— Start Materials provided —

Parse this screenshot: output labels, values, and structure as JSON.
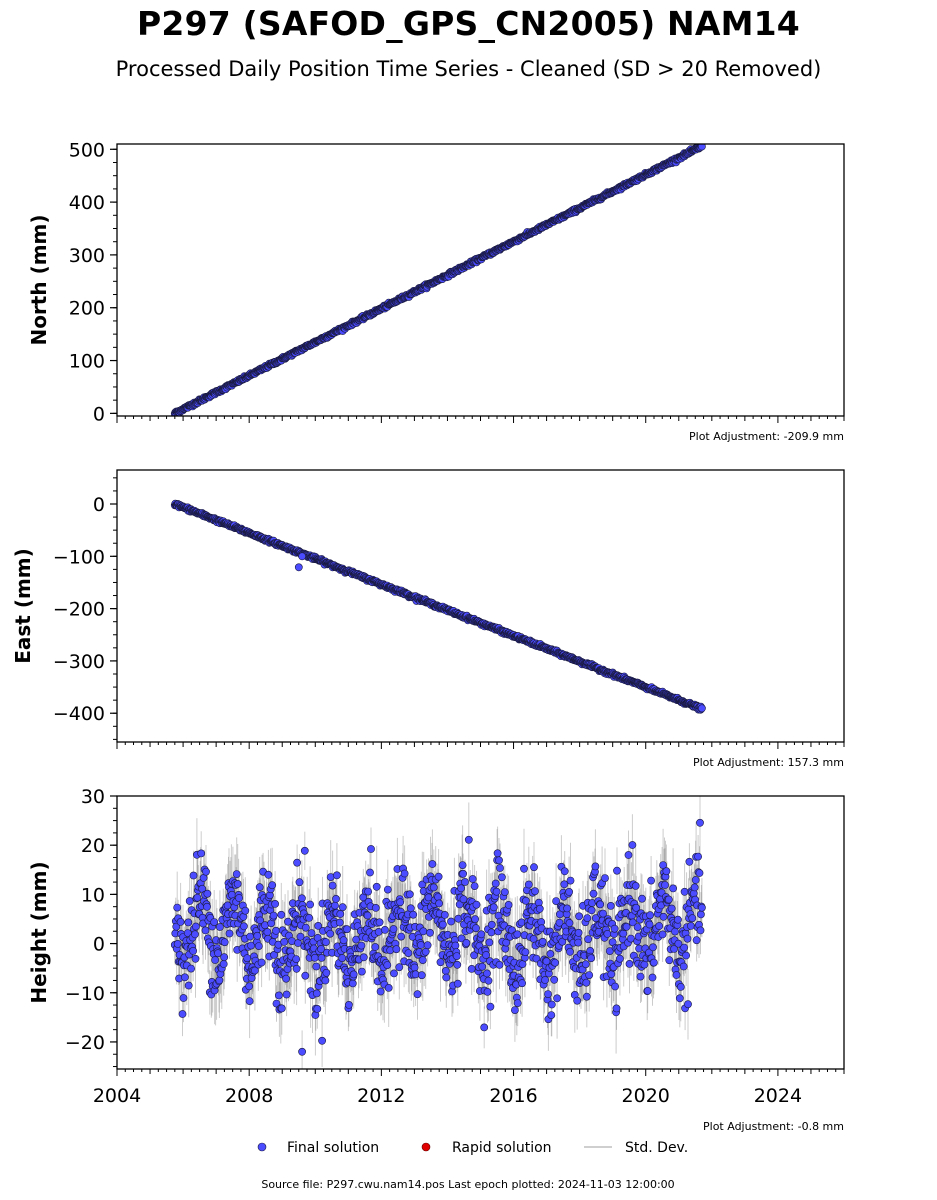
{
  "title": "P297 (SAFOD_GPS_CN2005) NAM14",
  "subtitle": "Processed Daily Position Time Series - Cleaned (SD > 20 Removed)",
  "colors": {
    "final_solution": "#4b4bff",
    "marker_edge": "#1a1a40",
    "rapid_solution": "#e00000",
    "std_dev": "#bfbfbf",
    "axes": "#000000"
  },
  "chart_data": [
    {
      "type": "scatter",
      "name": "north",
      "ylabel": "North (mm)",
      "plot_adjustment": "Plot Adjustment: -209.9 mm",
      "xlim": [
        2004,
        2026
      ],
      "ylim": [
        -5,
        510
      ],
      "yticks": [
        0,
        100,
        200,
        300,
        400,
        500
      ],
      "ytick_labels": [
        "0",
        "100",
        "200",
        "300",
        "400",
        "500"
      ],
      "x_start": 2005.75,
      "x_end": 2021.7,
      "y_start": 0,
      "y_end": 506,
      "trend_model": "linear",
      "scatter_noise_mm": 1.5,
      "stddev_mm": 2
    },
    {
      "type": "scatter",
      "name": "east",
      "ylabel": "East (mm)",
      "plot_adjustment": "Plot Adjustment: 157.3 mm",
      "xlim": [
        2004,
        2026
      ],
      "ylim": [
        -455,
        65
      ],
      "yticks": [
        0,
        -100,
        -200,
        -300,
        -400
      ],
      "ytick_labels": [
        "0",
        "−100",
        "−200",
        "−300",
        "−400"
      ],
      "x_start": 2005.75,
      "x_end": 2021.7,
      "y_start": 0,
      "y_end": -392,
      "trend_model": "linear",
      "scatter_noise_mm": 1.5,
      "stddev_mm": 2,
      "outliers": [
        {
          "x": 2009.5,
          "y": -121
        },
        {
          "x": 2009.6,
          "y": -100
        }
      ]
    },
    {
      "type": "scatter",
      "name": "height",
      "ylabel": "Height (mm)",
      "plot_adjustment": "Plot Adjustment: -0.8 mm",
      "xlim": [
        2004,
        2026
      ],
      "ylim": [
        -25.5,
        30
      ],
      "yticks": [
        -20,
        -10,
        0,
        10,
        20,
        30
      ],
      "ytick_labels": [
        "−20",
        "−10",
        "0",
        "10",
        "20",
        "30"
      ],
      "xticks": [
        2004,
        2008,
        2012,
        2016,
        2020,
        2024
      ],
      "xtick_labels": [
        "2004",
        "2008",
        "2012",
        "2016",
        "2020",
        "2024"
      ],
      "x_start": 2005.75,
      "x_end": 2021.7,
      "y_mean": 2,
      "seasonal_amplitude_mm": 6,
      "scatter_noise_mm": 5,
      "stddev_mm": 6,
      "outliers": [
        {
          "x": 2009.6,
          "y": -22
        }
      ]
    }
  ],
  "legend": {
    "final_label": "Final solution",
    "rapid_label": "Rapid solution",
    "std_label": "Std. Dev."
  },
  "footer": "Source file: P297.cwu.nam14.pos  Last epoch plotted: 2024-11-03 12:00:00"
}
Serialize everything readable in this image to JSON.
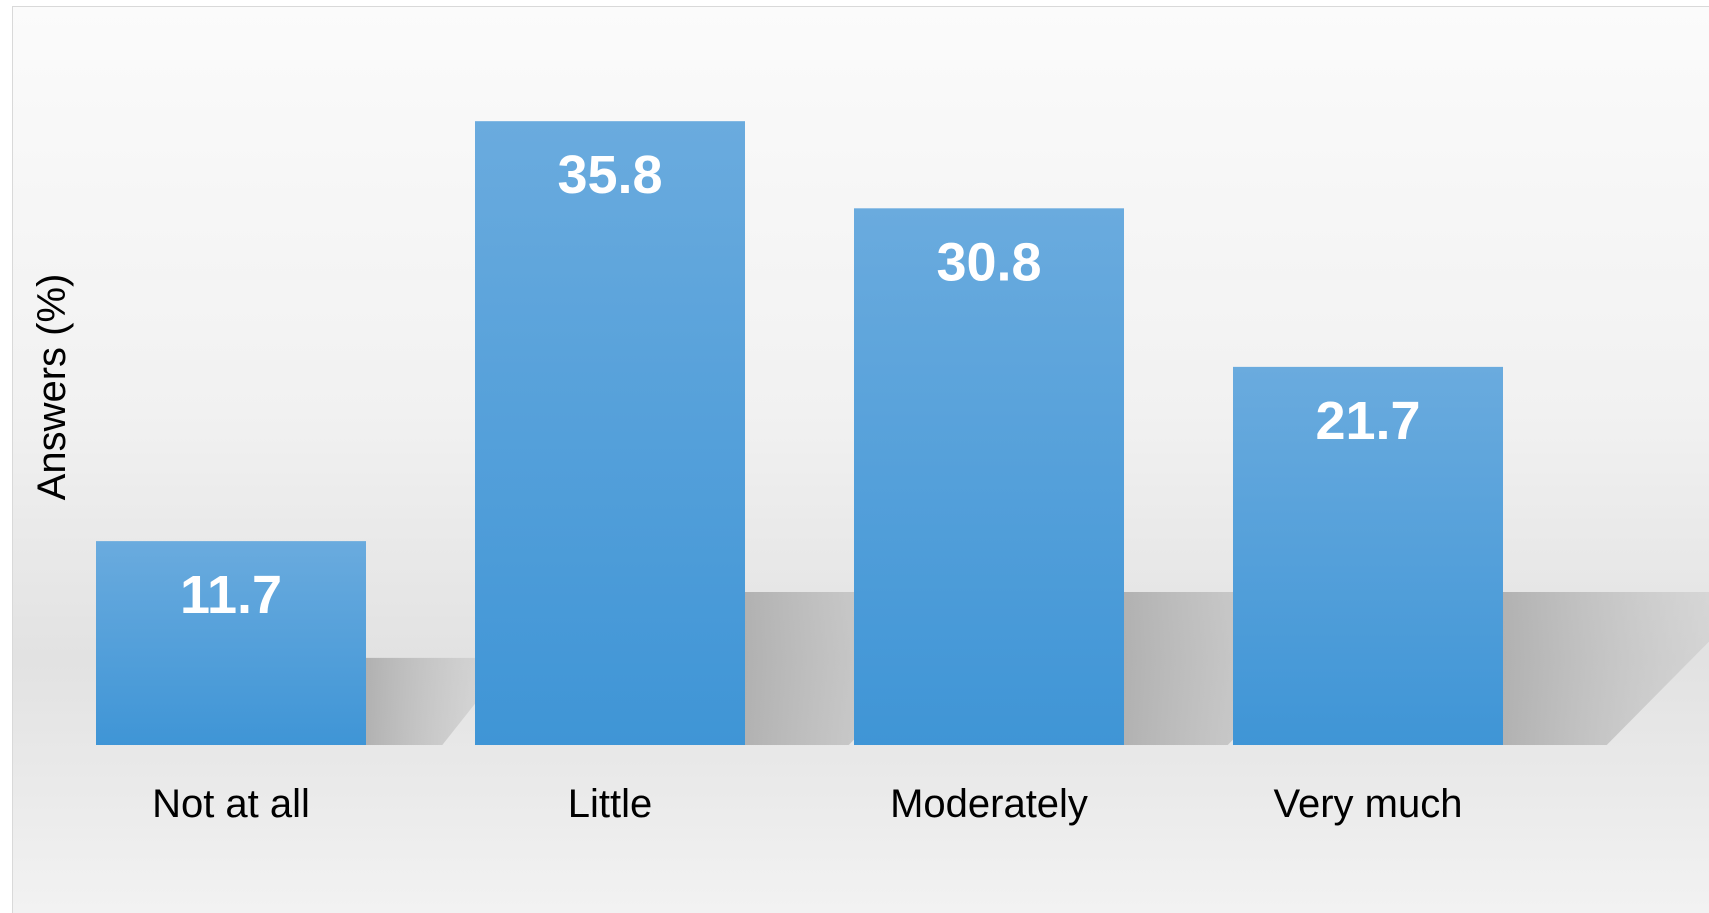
{
  "chart_data": {
    "type": "bar",
    "title": "",
    "xlabel": "",
    "ylabel": "Answers (%)",
    "categories": [
      "Not at all",
      "Little",
      "Moderately",
      "Very much"
    ],
    "values": [
      11.7,
      35.8,
      30.8,
      21.7
    ],
    "data_labels": [
      "11.7",
      "35.8",
      "30.8",
      "21.7"
    ],
    "ylim": [
      0,
      40
    ],
    "grid": false,
    "legend": "none",
    "colors": {
      "bar_top": "#6aabde",
      "bar_bottom": "#3f95d6",
      "shadow": "#b3b3b3",
      "label": "#ffffff"
    }
  }
}
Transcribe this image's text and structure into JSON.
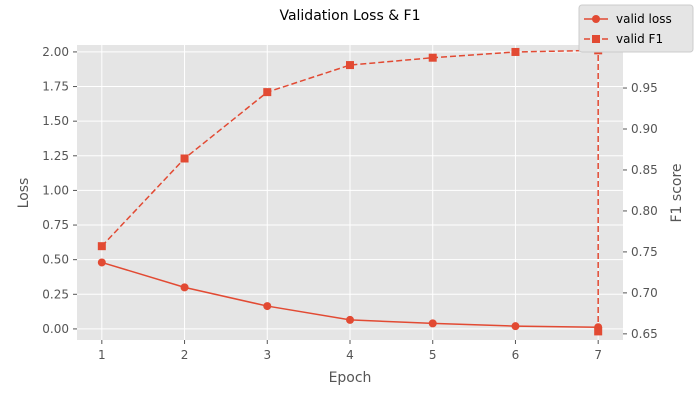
{
  "chart_data": {
    "type": "line",
    "title": "Validation Loss & F1",
    "xlabel": "Epoch",
    "ylabel_left": "Loss",
    "ylabel_right": "F1 score",
    "x": [
      1,
      2,
      3,
      4,
      5,
      6,
      7
    ],
    "xticks": [
      "1",
      "2",
      "3",
      "4",
      "5",
      "6",
      "7"
    ],
    "yticks_left": [
      "0.00",
      "0.25",
      "0.50",
      "0.75",
      "1.00",
      "1.25",
      "1.50",
      "1.75",
      "2.00"
    ],
    "yticks_right": [
      "0.65",
      "0.70",
      "0.75",
      "0.80",
      "0.85",
      "0.90",
      "0.95",
      "1.00"
    ],
    "ylim_left": [
      -0.08,
      2.05
    ],
    "ylim_right": [
      0.6425,
      1.0025
    ],
    "grid": true,
    "legend_position": "top-right",
    "series": [
      {
        "name": "valid loss",
        "axis": "left",
        "style": "solid",
        "marker": "circle",
        "color": "#E24A33",
        "values": [
          0.48,
          0.3,
          0.165,
          0.065,
          0.04,
          0.02,
          0.012
        ]
      },
      {
        "name": "valid F1",
        "axis": "right",
        "style": "dashed",
        "marker": "square",
        "color": "#E24A33",
        "values": [
          0.757,
          0.864,
          0.945,
          0.978,
          0.987,
          0.994,
          0.996
        ],
        "note_final_drop_to": 0.653
      }
    ],
    "colors": {
      "plot_background": "#E5E5E5",
      "grid": "#FFFFFF",
      "tick_text": "#555555",
      "line": "#E24A33"
    }
  }
}
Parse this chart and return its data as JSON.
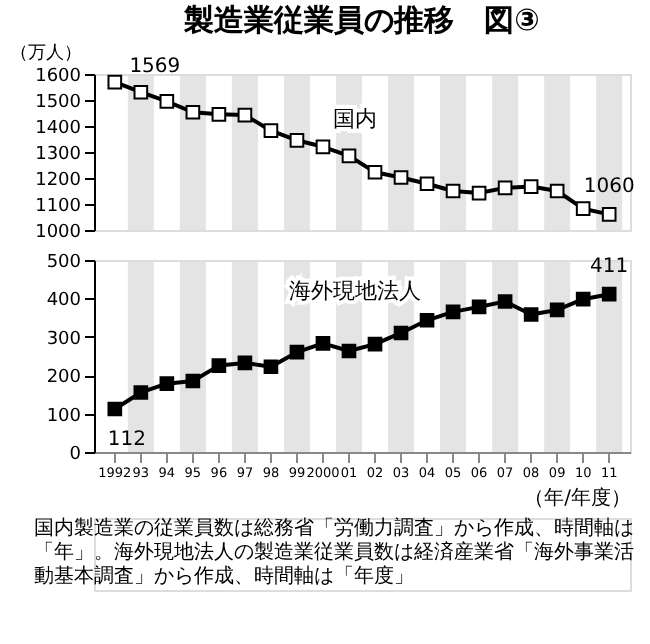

— End Materials provided —

*Description of the task:*
From the records above, pick out and copy each line holding the word "JSON".

*Worked solution:*
Parse this screenshot: output labels, values, and structure as JSON.
Serialize everything readable in this image to JSON.
Transcribe this image's text and structure into JSON.
Parse this chart and return its data as JSON.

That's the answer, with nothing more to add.